Exercise material —
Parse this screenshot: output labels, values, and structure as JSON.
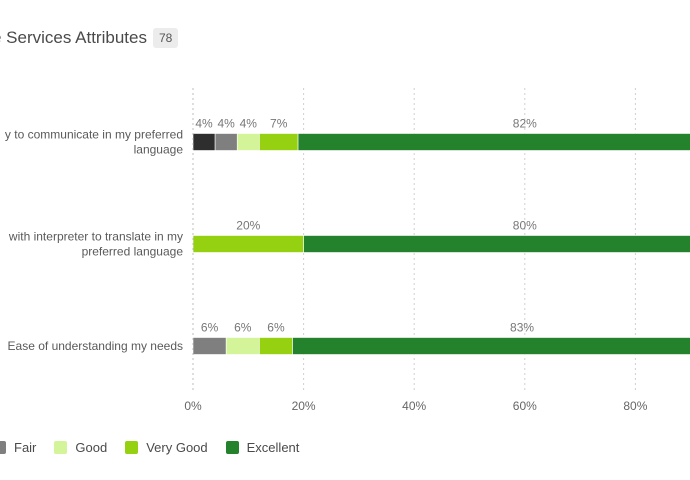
{
  "header": {
    "title": "e Services Attributes",
    "count": "78"
  },
  "chart_data": {
    "type": "bar",
    "orientation": "horizontal",
    "stacked": true,
    "categories": [
      [
        "y to communicate in my preferred",
        "language"
      ],
      [
        "with interpreter to translate in my",
        "preferred language"
      ],
      [
        "Ease of understanding my needs"
      ]
    ],
    "series": [
      {
        "name": "",
        "color": "#2e2e2e",
        "values": [
          4,
          0,
          0
        ],
        "labels": [
          "4%",
          "",
          ""
        ]
      },
      {
        "name": "Fair",
        "color": "#7f7f7f",
        "values": [
          4,
          0,
          6
        ],
        "labels": [
          "4%",
          "",
          "6%"
        ]
      },
      {
        "name": "Good",
        "color": "#d4f49a",
        "values": [
          4,
          0,
          6
        ],
        "labels": [
          "4%",
          "",
          "6%"
        ]
      },
      {
        "name": "Very Good",
        "color": "#95d111",
        "values": [
          7,
          20,
          6
        ],
        "labels": [
          "7%",
          "20%",
          "6%"
        ]
      },
      {
        "name": "Excellent",
        "color": "#24812c",
        "values": [
          82,
          80,
          83
        ],
        "labels": [
          "82%",
          "80%",
          "83%"
        ]
      }
    ],
    "xlim": [
      0,
      100
    ],
    "x_ticks": [
      0,
      20,
      40,
      60,
      80
    ],
    "x_tick_labels": [
      "0%",
      "20%",
      "40%",
      "60%",
      "80%"
    ],
    "grid": true,
    "legend_position": "bottom-left"
  },
  "legend": [
    {
      "label": "Fair",
      "color": "#7f7f7f"
    },
    {
      "label": "Good",
      "color": "#d4f49a"
    },
    {
      "label": "Very Good",
      "color": "#95d111"
    },
    {
      "label": "Excellent",
      "color": "#24812c"
    }
  ]
}
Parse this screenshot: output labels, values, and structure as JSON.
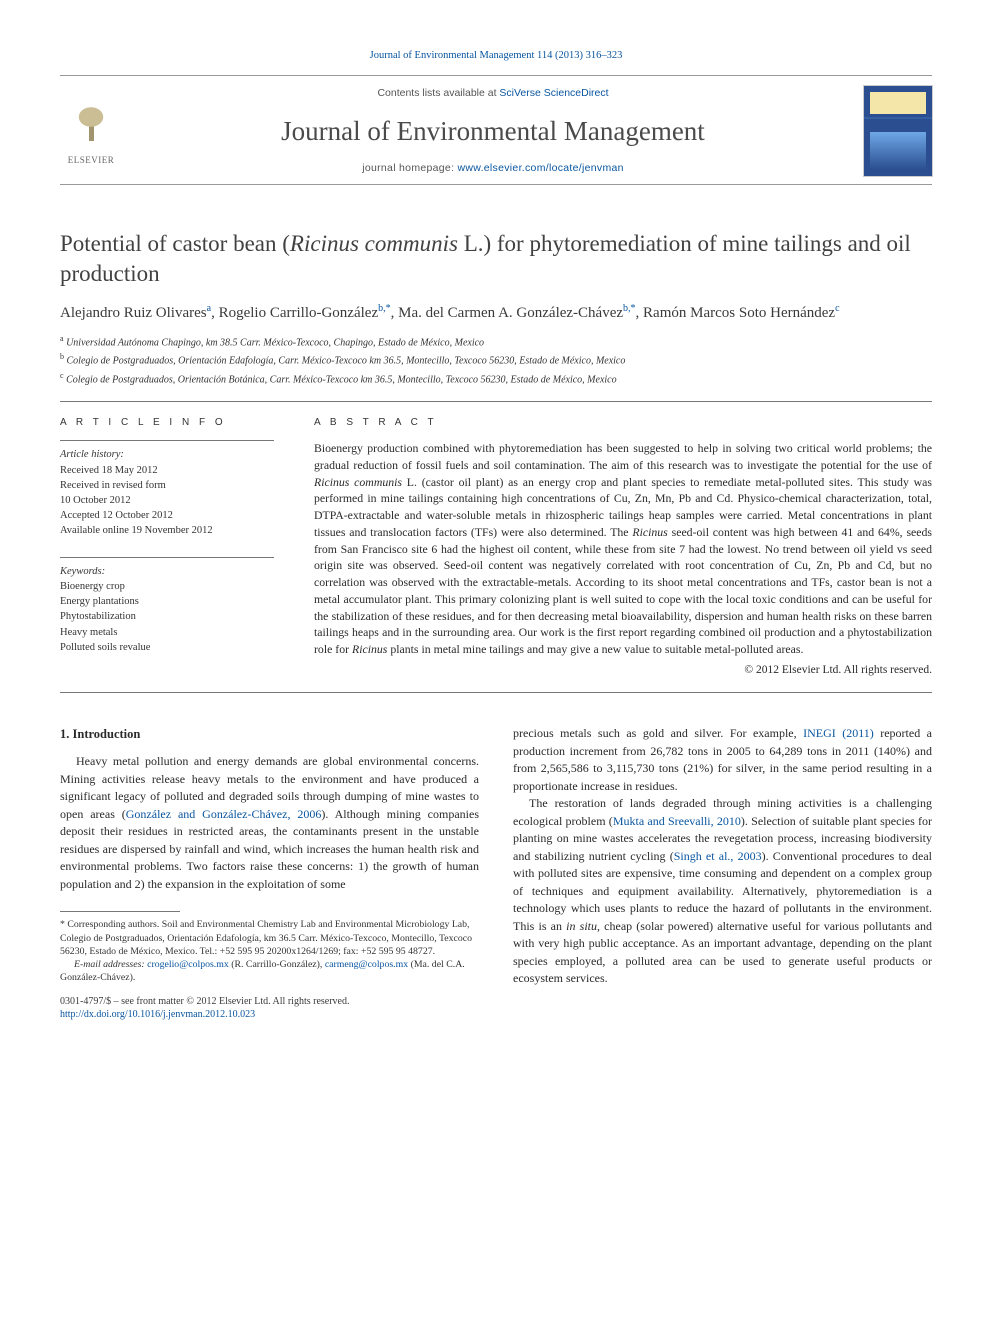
{
  "citation": "Journal of Environmental Management 114 (2013) 316–323",
  "header": {
    "elsevier_label": "ELSEVIER",
    "avail_prefix": "Contents lists available at ",
    "avail_link_text": "SciVerse ScienceDirect",
    "journal_name": "Journal of Environmental Management",
    "homepage_prefix": "journal homepage: ",
    "homepage_link": "www.elsevier.com/locate/jenvman"
  },
  "title": {
    "pre": "Potential of castor bean (",
    "ital": "Ricinus communis",
    "post": " L.) for phytoremediation of mine tailings and oil production"
  },
  "authors": [
    {
      "name": "Alejandro Ruiz Olivares",
      "sup": "a"
    },
    {
      "name": "Rogelio Carrillo-González",
      "sup": "b,*"
    },
    {
      "name": "Ma. del Carmen A. González-Chávez",
      "sup": "b,*"
    },
    {
      "name": "Ramón Marcos Soto Hernández",
      "sup": "c"
    }
  ],
  "affiliations": [
    {
      "sup": "a",
      "text": "Universidad Autónoma Chapingo, km 38.5 Carr. México-Texcoco, Chapingo, Estado de México, Mexico"
    },
    {
      "sup": "b",
      "text": "Colegio de Postgraduados, Orientación Edafología, Carr. México-Texcoco km 36.5, Montecillo, Texcoco 56230, Estado de México, Mexico"
    },
    {
      "sup": "c",
      "text": "Colegio de Postgraduados, Orientación Botánica, Carr. México-Texcoco km 36.5, Montecillo, Texcoco 56230, Estado de México, Mexico"
    }
  ],
  "article_info": {
    "heading": "A R T I C L E   I N F O",
    "history_label": "Article history:",
    "history": [
      "Received 18 May 2012",
      "Received in revised form",
      "10 October 2012",
      "Accepted 12 October 2012",
      "Available online 19 November 2012"
    ],
    "keywords_label": "Keywords:",
    "keywords": [
      "Bioenergy crop",
      "Energy plantations",
      "Phytostabilization",
      "Heavy metals",
      "Polluted soils revalue"
    ]
  },
  "abstract": {
    "heading": "A B S T R A C T",
    "text_pre": "Bioenergy production combined with phytoremediation has been suggested to help in solving two critical world problems; the gradual reduction of fossil fuels and soil contamination. The aim of this research was to investigate the potential for the use of ",
    "ital1": "Ricinus communis",
    "text_mid1": " L. (castor oil plant) as an energy crop and plant species to remediate metal-polluted sites. This study was performed in mine tailings containing high concentrations of Cu, Zn, Mn, Pb and Cd. Physico-chemical characterization, total, DTPA-extractable and water-soluble metals in rhizospheric tailings heap samples were carried. Metal concentrations in plant tissues and translocation factors (TFs) were also determined. The ",
    "ital2": "Ricinus",
    "text_mid2": " seed-oil content was high between 41 and 64%, seeds from San Francisco site 6 had the highest oil content, while these from site 7 had the lowest. No trend between oil yield vs seed origin site was observed. Seed-oil content was negatively correlated with root concentration of Cu, Zn, Pb and Cd, but no correlation was observed with the extractable-metals. According to its shoot metal concentrations and TFs, castor bean is not a metal accumulator plant. This primary colonizing plant is well suited to cope with the local toxic conditions and can be useful for the stabilization of these residues, and for then decreasing metal bioavailability, dispersion and human health risks on these barren tailings heaps and in the surrounding area. Our work is the first report regarding combined oil production and a phytostabilization role for ",
    "ital3": "Ricinus",
    "text_post": " plants in metal mine tailings and may give a new value to suitable metal-polluted areas.",
    "copyright": "© 2012 Elsevier Ltd. All rights reserved."
  },
  "body": {
    "section_heading": "1. Introduction",
    "left": {
      "p1_pre": "Heavy metal pollution and energy demands are global environmental concerns. Mining activities release heavy metals to the environment and have produced a significant legacy of polluted and degraded soils through dumping of mine wastes to open areas (",
      "p1_cite": "González and González-Chávez, 2006",
      "p1_post": "). Although mining companies deposit their residues in restricted areas, the contaminants present in the unstable residues are dispersed by rainfall and wind, which increases the human health risk and environmental problems. Two factors raise these concerns: 1) the growth of human population and 2) the expansion in the exploitation of some"
    },
    "right": {
      "p1_pre": "precious metals such as gold and silver. For example, ",
      "p1_cite": "INEGI (2011)",
      "p1_post": " reported a production increment from 26,782 tons in 2005 to 64,289 tons in 2011 (140%) and from 2,565,586 to 3,115,730 tons (21%) for silver, in the same period resulting in a proportionate increase in residues.",
      "p2_pre": "The restoration of lands degraded through mining activities is a challenging ecological problem (",
      "p2_cite1": "Mukta and Sreevalli, 2010",
      "p2_mid": "). Selection of suitable plant species for planting on mine wastes accelerates the revegetation process, increasing biodiversity and stabilizing nutrient cycling (",
      "p2_cite2": "Singh et al., 2003",
      "p2_post_pre": "). Conventional procedures to deal with polluted sites are expensive, time consuming and dependent on a complex group of techniques and equipment availability. Alternatively, phytoremediation is a technology which uses plants to reduce the hazard of pollutants in the environment. This is an ",
      "p2_ital": "in situ",
      "p2_post_post": ", cheap (solar powered) alternative useful for various pollutants and with very high public acceptance. As an important advantage, depending on the plant species employed, a polluted area can be used to generate useful products or ecosystem services."
    }
  },
  "footnote": {
    "corr": "* Corresponding authors. Soil and Environmental Chemistry Lab and Environmental Microbiology Lab, Colegio de Postgraduados, Orientación Edafología, km 36.5 Carr. México-Texcoco, Montecillo, Texcoco 56230, Estado de México, Mexico. Tel.: +52 595 95 20200x1264/1269; fax: +52 595 95 48727.",
    "email_label": "E-mail addresses:",
    "email1": "crogelio@colpos.mx",
    "email1_name": "(R. Carrillo-González),",
    "email2": "carmeng@colpos.mx",
    "email2_name": "(Ma. del C.A. González-Chávez)."
  },
  "copyright_block": {
    "line1": "0301-4797/$ – see front matter © 2012 Elsevier Ltd. All rights reserved.",
    "doi": "http://dx.doi.org/10.1016/j.jenvman.2012.10.023"
  },
  "colors": {
    "link": "#0a56a0",
    "text": "#2a2a2a"
  }
}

Exercise objective —
Transcribe the material as is, with images omitted.

Complete output —
Parse this screenshot: output labels, values, and structure as JSON.
{
  "header": {
    "title": "e Services Attributes",
    "count": "78"
  },
  "chart_data": {
    "type": "bar",
    "orientation": "horizontal",
    "stacked": true,
    "categories": [
      [
        "y to communicate in my preferred",
        "language"
      ],
      [
        "with interpreter to translate in my",
        "preferred language"
      ],
      [
        "Ease of understanding my needs"
      ]
    ],
    "series": [
      {
        "name": "",
        "color": "#2e2e2e",
        "values": [
          4,
          0,
          0
        ],
        "labels": [
          "4%",
          "",
          ""
        ]
      },
      {
        "name": "Fair",
        "color": "#7f7f7f",
        "values": [
          4,
          0,
          6
        ],
        "labels": [
          "4%",
          "",
          "6%"
        ]
      },
      {
        "name": "Good",
        "color": "#d4f49a",
        "values": [
          4,
          0,
          6
        ],
        "labels": [
          "4%",
          "",
          "6%"
        ]
      },
      {
        "name": "Very Good",
        "color": "#95d111",
        "values": [
          7,
          20,
          6
        ],
        "labels": [
          "7%",
          "20%",
          "6%"
        ]
      },
      {
        "name": "Excellent",
        "color": "#24812c",
        "values": [
          82,
          80,
          83
        ],
        "labels": [
          "82%",
          "80%",
          "83%"
        ]
      }
    ],
    "xlim": [
      0,
      100
    ],
    "x_ticks": [
      0,
      20,
      40,
      60,
      80
    ],
    "x_tick_labels": [
      "0%",
      "20%",
      "40%",
      "60%",
      "80%"
    ],
    "grid": true,
    "legend_position": "bottom-left"
  },
  "legend": [
    {
      "label": "Fair",
      "color": "#7f7f7f"
    },
    {
      "label": "Good",
      "color": "#d4f49a"
    },
    {
      "label": "Very Good",
      "color": "#95d111"
    },
    {
      "label": "Excellent",
      "color": "#24812c"
    }
  ]
}
Parse this screenshot: output labels, values, and structure as JSON.
{
  "citation": "Journal of Environmental Management 114 (2013) 316–323",
  "header": {
    "elsevier_label": "ELSEVIER",
    "avail_prefix": "Contents lists available at ",
    "avail_link_text": "SciVerse ScienceDirect",
    "journal_name": "Journal of Environmental Management",
    "homepage_prefix": "journal homepage: ",
    "homepage_link": "www.elsevier.com/locate/jenvman"
  },
  "title": {
    "pre": "Potential of castor bean (",
    "ital": "Ricinus communis",
    "post": " L.) for phytoremediation of mine tailings and oil production"
  },
  "authors": [
    {
      "name": "Alejandro Ruiz Olivares",
      "sup": "a"
    },
    {
      "name": "Rogelio Carrillo-González",
      "sup": "b,*"
    },
    {
      "name": "Ma. del Carmen A. González-Chávez",
      "sup": "b,*"
    },
    {
      "name": "Ramón Marcos Soto Hernández",
      "sup": "c"
    }
  ],
  "affiliations": [
    {
      "sup": "a",
      "text": "Universidad Autónoma Chapingo, km 38.5 Carr. México-Texcoco, Chapingo, Estado de México, Mexico"
    },
    {
      "sup": "b",
      "text": "Colegio de Postgraduados, Orientación Edafología, Carr. México-Texcoco km 36.5, Montecillo, Texcoco 56230, Estado de México, Mexico"
    },
    {
      "sup": "c",
      "text": "Colegio de Postgraduados, Orientación Botánica, Carr. México-Texcoco km 36.5, Montecillo, Texcoco 56230, Estado de México, Mexico"
    }
  ],
  "article_info": {
    "heading": "A R T I C L E   I N F O",
    "history_label": "Article history:",
    "history": [
      "Received 18 May 2012",
      "Received in revised form",
      "10 October 2012",
      "Accepted 12 October 2012",
      "Available online 19 November 2012"
    ],
    "keywords_label": "Keywords:",
    "keywords": [
      "Bioenergy crop",
      "Energy plantations",
      "Phytostabilization",
      "Heavy metals",
      "Polluted soils revalue"
    ]
  },
  "abstract": {
    "heading": "A B S T R A C T",
    "text_pre": "Bioenergy production combined with phytoremediation has been suggested to help in solving two critical world problems; the gradual reduction of fossil fuels and soil contamination. The aim of this research was to investigate the potential for the use of ",
    "ital1": "Ricinus communis",
    "text_mid1": " L. (castor oil plant) as an energy crop and plant species to remediate metal-polluted sites. This study was performed in mine tailings containing high concentrations of Cu, Zn, Mn, Pb and Cd. Physico-chemical characterization, total, DTPA-extractable and water-soluble metals in rhizospheric tailings heap samples were carried. Metal concentrations in plant tissues and translocation factors (TFs) were also determined. The ",
    "ital2": "Ricinus",
    "text_mid2": " seed-oil content was high between 41 and 64%, seeds from San Francisco site 6 had the highest oil content, while these from site 7 had the lowest. No trend between oil yield vs seed origin site was observed. Seed-oil content was negatively correlated with root concentration of Cu, Zn, Pb and Cd, but no correlation was observed with the extractable-metals. According to its shoot metal concentrations and TFs, castor bean is not a metal accumulator plant. This primary colonizing plant is well suited to cope with the local toxic conditions and can be useful for the stabilization of these residues, and for then decreasing metal bioavailability, dispersion and human health risks on these barren tailings heaps and in the surrounding area. Our work is the first report regarding combined oil production and a phytostabilization role for ",
    "ital3": "Ricinus",
    "text_post": " plants in metal mine tailings and may give a new value to suitable metal-polluted areas.",
    "copyright": "© 2012 Elsevier Ltd. All rights reserved."
  },
  "body": {
    "section_heading": "1. Introduction",
    "left": {
      "p1_pre": "Heavy metal pollution and energy demands are global environmental concerns. Mining activities release heavy metals to the environment and have produced a significant legacy of polluted and degraded soils through dumping of mine wastes to open areas (",
      "p1_cite": "González and González-Chávez, 2006",
      "p1_post": "). Although mining companies deposit their residues in restricted areas, the contaminants present in the unstable residues are dispersed by rainfall and wind, which increases the human health risk and environmental problems. Two factors raise these concerns: 1) the growth of human population and 2) the expansion in the exploitation of some"
    },
    "right": {
      "p1_pre": "precious metals such as gold and silver. For example, ",
      "p1_cite": "INEGI (2011)",
      "p1_post": " reported a production increment from 26,782 tons in 2005 to 64,289 tons in 2011 (140%) and from 2,565,586 to 3,115,730 tons (21%) for silver, in the same period resulting in a proportionate increase in residues.",
      "p2_pre": "The restoration of lands degraded through mining activities is a challenging ecological problem (",
      "p2_cite1": "Mukta and Sreevalli, 2010",
      "p2_mid": "). Selection of suitable plant species for planting on mine wastes accelerates the revegetation process, increasing biodiversity and stabilizing nutrient cycling (",
      "p2_cite2": "Singh et al., 2003",
      "p2_post_pre": "). Conventional procedures to deal with polluted sites are expensive, time consuming and dependent on a complex group of techniques and equipment availability. Alternatively, phytoremediation is a technology which uses plants to reduce the hazard of pollutants in the environment. This is an ",
      "p2_ital": "in situ",
      "p2_post_post": ", cheap (solar powered) alternative useful for various pollutants and with very high public acceptance. As an important advantage, depending on the plant species employed, a polluted area can be used to generate useful products or ecosystem services."
    }
  },
  "footnote": {
    "corr": "* Corresponding authors. Soil and Environmental Chemistry Lab and Environmental Microbiology Lab, Colegio de Postgraduados, Orientación Edafología, km 36.5 Carr. México-Texcoco, Montecillo, Texcoco 56230, Estado de México, Mexico. Tel.: +52 595 95 20200x1264/1269; fax: +52 595 95 48727.",
    "email_label": "E-mail addresses:",
    "email1": "crogelio@colpos.mx",
    "email1_name": "(R. Carrillo-González),",
    "email2": "carmeng@colpos.mx",
    "email2_name": "(Ma. del C.A. González-Chávez)."
  },
  "copyright_block": {
    "line1": "0301-4797/$ – see front matter © 2012 Elsevier Ltd. All rights reserved.",
    "doi": "http://dx.doi.org/10.1016/j.jenvman.2012.10.023"
  },
  "colors": {
    "link": "#0a56a0",
    "text": "#2a2a2a"
  }
}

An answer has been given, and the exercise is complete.